### WORK INSTRUCTIONS
In the copy, keep every record exact and leave out all images.

### PROVIDED RECORDS
──────────

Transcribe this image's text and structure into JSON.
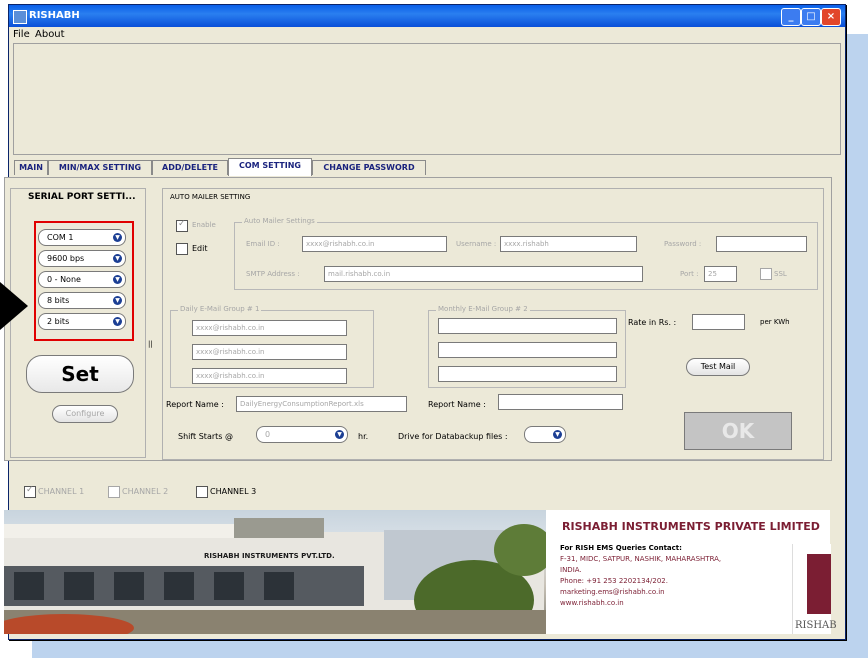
{
  "window": {
    "title": "RISHABH"
  },
  "menu": {
    "file": "File",
    "about": "About"
  },
  "tabs": [
    {
      "label": "MAIN"
    },
    {
      "label": "MIN/MAX SETTING"
    },
    {
      "label": "ADD/DELETE"
    },
    {
      "label": "COM SETTING"
    },
    {
      "label": "CHANGE PASSWORD"
    }
  ],
  "serial": {
    "title": "SERIAL PORT SETTI...",
    "com": "COM 1",
    "baud": "9600 bps",
    "parity": "0 - None",
    "databits": "8 bits",
    "stopbits": "2 bits",
    "set_label": "Set",
    "disabled_btn": "Configure"
  },
  "mailer": {
    "title": "AUTO MAILER SETTING",
    "enable_label": "Enable",
    "edit_label": "Edit",
    "mail_group_title": "Auto Mailer Settings",
    "email_id_label": "Email ID :",
    "email_id_value": "xxxx@rishabh.co.in",
    "username_label": "Username :",
    "username_value": "xxxx.rishabh",
    "password_label": "Password :",
    "password_value": "",
    "smtp_label": "SMTP Address :",
    "smtp_value": "mail.rishabh.co.in",
    "port_label": "Port :",
    "port_value": "25",
    "ssl_label": "SSL",
    "group1_title": "Daily E-Mail Group # 1",
    "group1_emails": [
      "xxxx@rishabh.co.in",
      "xxxx@rishabh.co.in",
      "xxxx@rishabh.co.in"
    ],
    "group2_title": "Monthly E-Mail Group # 2",
    "group2_emails": [
      "",
      "",
      ""
    ],
    "rate_label": "Rate in Rs. :",
    "rate_value": "",
    "rate_unit": "per KWh",
    "testmail_label": "Test Mail",
    "report1_label": "Report Name :",
    "report1_value": "DailyEnergyConsumptionReport.xls",
    "report2_label": "Report Name :",
    "report2_value": "",
    "shift_label": "Shift Starts @",
    "shift_value": "0",
    "shift_unit": "hr.",
    "drive_label": "Drive for Databackup files :",
    "drive_value": "",
    "ok_label": "OK"
  },
  "channels": [
    {
      "label": "CHANNEL 1"
    },
    {
      "label": "CHANNEL 2"
    },
    {
      "label": "CHANNEL 3"
    }
  ],
  "banner": {
    "building_sign": "RISHABH INSTRUMENTS PVT.LTD.",
    "company": "RISHABH INSTRUMENTS PRIVATE LIMITED",
    "contact_title": "For RISH EMS Queries Contact:",
    "address1": "F-31, MIDC, SATPUR, NASHIK, MAHARASHTRA,",
    "address2": "INDIA.",
    "phone": "Phone: +91 253 2202134/202.",
    "email": "marketing.ems@rishabh.co.in",
    "web": "www.rishabh.co.in",
    "logo_text": "RISHAB"
  },
  "colors": {
    "accent": "#1a237e",
    "brand": "#7b1e33",
    "highlight": "#e00000",
    "titlebar": "#0a5fe8"
  }
}
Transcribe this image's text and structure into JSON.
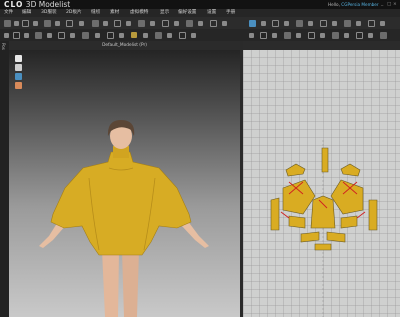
{
  "app": {
    "brand": "CLO",
    "product": "3D Modelist",
    "greeting_prefix": "Hello,",
    "user_name": "CGPersia Member",
    "window_controls": [
      "_",
      "□",
      "×"
    ]
  },
  "menu": {
    "items": [
      "文件",
      "编辑",
      "3D服装",
      "2D板片",
      "缝纫",
      "素材",
      "虚拟模特",
      "显示",
      "偏好设置",
      "设置",
      "手册"
    ]
  },
  "panel3d": {
    "title": "Default_Modelist (Pr)",
    "side_label": "Pos"
  },
  "colors": {
    "garment": "#d7ac24",
    "accent_blue": "#4a8fc0",
    "menu_bg": "#262626",
    "grid_bg": "#cfd0cf",
    "highlight_red": "#d02020"
  },
  "icons": {
    "toolbar_row1": [
      "select-icon",
      "move-icon",
      "transform-icon",
      "simulate-icon",
      "pin-icon",
      "fold-icon",
      "seam-icon",
      "layer-icon"
    ],
    "toolbar_row2": [
      "edit-pattern-icon",
      "polygon-icon",
      "rectangle-icon",
      "circle-icon",
      "internal-line-icon",
      "dart-icon",
      "notch-icon",
      "trace-icon"
    ],
    "view3d": [
      "view-front-icon",
      "view-wire-icon",
      "view-avatar-icon",
      "view-texture-icon"
    ]
  }
}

──────────

### CORRECT ANSWER
Transcribe this image's text and structure into JSON.
{
  "window": {
    "title": "RISHABH"
  },
  "menu": {
    "file": "File",
    "about": "About"
  },
  "tabs": [
    {
      "label": "MAIN"
    },
    {
      "label": "MIN/MAX SETTING"
    },
    {
      "label": "ADD/DELETE"
    },
    {
      "label": "COM SETTING"
    },
    {
      "label": "CHANGE PASSWORD"
    }
  ],
  "serial": {
    "title": "SERIAL PORT SETTI...",
    "com": "COM 1",
    "baud": "9600 bps",
    "parity": "0 - None",
    "databits": "8 bits",
    "stopbits": "2 bits",
    "set_label": "Set",
    "disabled_btn": "Configure"
  },
  "mailer": {
    "title": "AUTO MAILER SETTING",
    "enable_label": "Enable",
    "edit_label": "Edit",
    "mail_group_title": "Auto Mailer Settings",
    "email_id_label": "Email ID :",
    "email_id_value": "xxxx@rishabh.co.in",
    "username_label": "Username :",
    "username_value": "xxxx.rishabh",
    "password_label": "Password :",
    "password_value": "",
    "smtp_label": "SMTP Address :",
    "smtp_value": "mail.rishabh.co.in",
    "port_label": "Port :",
    "port_value": "25",
    "ssl_label": "SSL",
    "group1_title": "Daily E-Mail Group # 1",
    "group1_emails": [
      "xxxx@rishabh.co.in",
      "xxxx@rishabh.co.in",
      "xxxx@rishabh.co.in"
    ],
    "group2_title": "Monthly E-Mail Group # 2",
    "group2_emails": [
      "",
      "",
      ""
    ],
    "rate_label": "Rate in Rs. :",
    "rate_value": "",
    "rate_unit": "per KWh",
    "testmail_label": "Test Mail",
    "report1_label": "Report Name :",
    "report1_value": "DailyEnergyConsumptionReport.xls",
    "report2_label": "Report Name :",
    "report2_value": "",
    "shift_label": "Shift Starts @",
    "shift_value": "0",
    "shift_unit": "hr.",
    "drive_label": "Drive for Databackup files :",
    "drive_value": "",
    "ok_label": "OK"
  },
  "channels": [
    {
      "label": "CHANNEL 1"
    },
    {
      "label": "CHANNEL 2"
    },
    {
      "label": "CHANNEL 3"
    }
  ],
  "banner": {
    "building_sign": "RISHABH INSTRUMENTS PVT.LTD.",
    "company": "RISHABH INSTRUMENTS PRIVATE LIMITED",
    "contact_title": "For RISH EMS Queries Contact:",
    "address1": "F-31, MIDC, SATPUR, NASHIK, MAHARASHTRA,",
    "address2": "INDIA.",
    "phone": "Phone: +91 253 2202134/202.",
    "email": "marketing.ems@rishabh.co.in",
    "web": "www.rishabh.co.in",
    "logo_text": "RISHAB"
  },
  "colors": {
    "accent": "#1a237e",
    "brand": "#7b1e33",
    "highlight": "#e00000",
    "titlebar": "#0a5fe8"
  }
}
Transcribe this image's text and structure into JSON.
{
  "app": {
    "brand": "CLO",
    "product": "3D Modelist",
    "greeting_prefix": "Hello,",
    "user_name": "CGPersia Member",
    "window_controls": [
      "_",
      "□",
      "×"
    ]
  },
  "menu": {
    "items": [
      "文件",
      "编辑",
      "3D服装",
      "2D板片",
      "缝纫",
      "素材",
      "虚拟模特",
      "显示",
      "偏好设置",
      "设置",
      "手册"
    ]
  },
  "panel3d": {
    "title": "Default_Modelist (Pr)",
    "side_label": "Pos"
  },
  "colors": {
    "garment": "#d7ac24",
    "accent_blue": "#4a8fc0",
    "menu_bg": "#262626",
    "grid_bg": "#cfd0cf",
    "highlight_red": "#d02020"
  },
  "icons": {
    "toolbar_row1": [
      "select-icon",
      "move-icon",
      "transform-icon",
      "simulate-icon",
      "pin-icon",
      "fold-icon",
      "seam-icon",
      "layer-icon"
    ],
    "toolbar_row2": [
      "edit-pattern-icon",
      "polygon-icon",
      "rectangle-icon",
      "circle-icon",
      "internal-line-icon",
      "dart-icon",
      "notch-icon",
      "trace-icon"
    ],
    "view3d": [
      "view-front-icon",
      "view-wire-icon",
      "view-avatar-icon",
      "view-texture-icon"
    ]
  }
}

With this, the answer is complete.